[Opening Text segment section]
Objective To establish the relationship between trough vedolizumab levels and outcomes during maintenance therapy.

Design Cross-sectional service evaluation was performed on patients with inflammatory bowel disease (IBD) receiving maintenance vedolizumab therapy (minimum of 12 weeks following induction). Prior to infusion, data on clinical activity (Harvey-Bradshaw Index or partial Mayo score), trough C-reactive protein (CRP)/vedolizumab levels and faecal calprotectin were collected. Endoscopic data (±8 weeks from vedolizumab level testing) were obtained by review of medical records. Vedolizumab levels were processed using the Immundiagnostik monitor ELISA.

Setting The Edinburgh IBD Unit, Western General Hospital (tertiary IBD referral centre).

Patients Seventy-three patients (30 ulcerative colitis and 43 Crohn’s disease) were identified who fulfilled inclusion criteria and had vedolizumab levels matched with clinical activity scores, CRP and faecal calprotectin. Of these, 40 patients also had matched endoscopic data.

Main outcome measures The association of trough vedolizumab levels with clinical remission (Harvey-Bradshaw Index <5 or partial Mayo <2), biologic remission (faecal calprotectin <250 µg/g+CRP <5 mg/L) and endoscopic remission (Mayo score 0/no inflammation and ulceration on colonoscopy).
[Closing Text segment section]
Task:
Answer these questions from the vedolizumab abstract, one per line:
1. Which assay was used to process vedolizumab levels?
2. How many of the seventy-three patients had ulcerative colitis?
3. What faecal calprotectin cutoff was part of the definition of biologic remission?
The entries have nothing to do with the vedolizumab abstract.
[Opening Data records section]
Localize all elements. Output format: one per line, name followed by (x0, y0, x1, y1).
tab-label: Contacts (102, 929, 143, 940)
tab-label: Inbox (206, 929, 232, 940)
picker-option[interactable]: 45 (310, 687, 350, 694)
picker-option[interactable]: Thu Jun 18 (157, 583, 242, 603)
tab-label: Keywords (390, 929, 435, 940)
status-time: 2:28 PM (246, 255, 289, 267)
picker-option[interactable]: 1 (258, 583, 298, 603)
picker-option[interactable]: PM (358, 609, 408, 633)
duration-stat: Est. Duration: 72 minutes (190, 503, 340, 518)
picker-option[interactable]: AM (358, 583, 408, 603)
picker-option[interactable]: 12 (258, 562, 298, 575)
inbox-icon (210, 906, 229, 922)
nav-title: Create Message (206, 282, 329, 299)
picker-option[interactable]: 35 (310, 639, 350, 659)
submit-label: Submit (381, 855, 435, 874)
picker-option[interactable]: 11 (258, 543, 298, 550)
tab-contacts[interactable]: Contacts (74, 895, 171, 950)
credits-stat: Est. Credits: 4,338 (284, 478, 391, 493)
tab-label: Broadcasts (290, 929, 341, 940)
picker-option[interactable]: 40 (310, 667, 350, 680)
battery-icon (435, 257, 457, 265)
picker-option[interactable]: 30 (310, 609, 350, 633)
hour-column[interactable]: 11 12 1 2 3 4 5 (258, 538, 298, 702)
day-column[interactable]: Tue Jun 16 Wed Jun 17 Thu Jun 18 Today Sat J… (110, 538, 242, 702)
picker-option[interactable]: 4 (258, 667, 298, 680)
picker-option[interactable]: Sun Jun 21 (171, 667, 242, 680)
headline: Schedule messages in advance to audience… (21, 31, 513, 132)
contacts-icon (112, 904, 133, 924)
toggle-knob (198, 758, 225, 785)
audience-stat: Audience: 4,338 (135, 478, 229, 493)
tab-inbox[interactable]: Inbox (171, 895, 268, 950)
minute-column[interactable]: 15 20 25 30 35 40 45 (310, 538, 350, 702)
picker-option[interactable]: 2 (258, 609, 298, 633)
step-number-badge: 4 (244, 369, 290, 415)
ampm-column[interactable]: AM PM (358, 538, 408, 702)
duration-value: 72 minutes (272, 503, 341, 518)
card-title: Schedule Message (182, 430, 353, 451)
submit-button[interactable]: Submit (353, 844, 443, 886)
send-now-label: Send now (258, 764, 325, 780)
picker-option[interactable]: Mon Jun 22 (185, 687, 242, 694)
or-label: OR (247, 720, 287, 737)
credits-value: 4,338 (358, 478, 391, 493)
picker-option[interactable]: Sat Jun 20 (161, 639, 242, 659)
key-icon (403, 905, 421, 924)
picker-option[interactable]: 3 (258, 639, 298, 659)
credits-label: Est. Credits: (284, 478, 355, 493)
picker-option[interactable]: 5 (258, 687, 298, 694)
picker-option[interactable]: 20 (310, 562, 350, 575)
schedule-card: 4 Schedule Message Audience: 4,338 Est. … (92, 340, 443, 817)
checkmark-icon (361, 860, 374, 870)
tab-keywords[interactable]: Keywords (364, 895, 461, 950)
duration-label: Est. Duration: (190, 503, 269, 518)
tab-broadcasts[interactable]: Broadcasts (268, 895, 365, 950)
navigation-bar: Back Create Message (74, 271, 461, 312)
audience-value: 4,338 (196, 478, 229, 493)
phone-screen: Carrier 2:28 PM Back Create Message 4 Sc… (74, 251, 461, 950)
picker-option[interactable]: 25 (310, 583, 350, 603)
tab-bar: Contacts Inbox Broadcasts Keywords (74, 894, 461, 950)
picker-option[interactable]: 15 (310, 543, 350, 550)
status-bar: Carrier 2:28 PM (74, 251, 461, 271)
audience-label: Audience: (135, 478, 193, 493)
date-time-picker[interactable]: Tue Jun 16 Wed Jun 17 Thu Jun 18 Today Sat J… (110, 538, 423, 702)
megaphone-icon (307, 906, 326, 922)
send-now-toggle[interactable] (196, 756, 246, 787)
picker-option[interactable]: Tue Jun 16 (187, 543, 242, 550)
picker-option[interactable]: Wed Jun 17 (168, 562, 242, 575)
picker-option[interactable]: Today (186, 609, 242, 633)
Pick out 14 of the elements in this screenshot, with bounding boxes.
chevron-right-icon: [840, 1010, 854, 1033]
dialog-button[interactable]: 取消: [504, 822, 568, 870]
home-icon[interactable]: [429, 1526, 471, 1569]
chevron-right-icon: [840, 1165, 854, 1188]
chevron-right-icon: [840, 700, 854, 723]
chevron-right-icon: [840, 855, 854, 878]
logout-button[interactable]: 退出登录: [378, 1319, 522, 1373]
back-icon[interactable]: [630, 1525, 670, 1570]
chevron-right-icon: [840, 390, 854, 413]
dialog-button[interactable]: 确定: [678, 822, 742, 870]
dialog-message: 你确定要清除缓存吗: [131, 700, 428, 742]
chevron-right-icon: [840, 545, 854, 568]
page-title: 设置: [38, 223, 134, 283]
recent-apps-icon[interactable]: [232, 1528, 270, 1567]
[Closing Data records section]
Finished task:
1. The Immundiagnostik monitor ELISA.
2. 30.
3. Below 250 µg/g.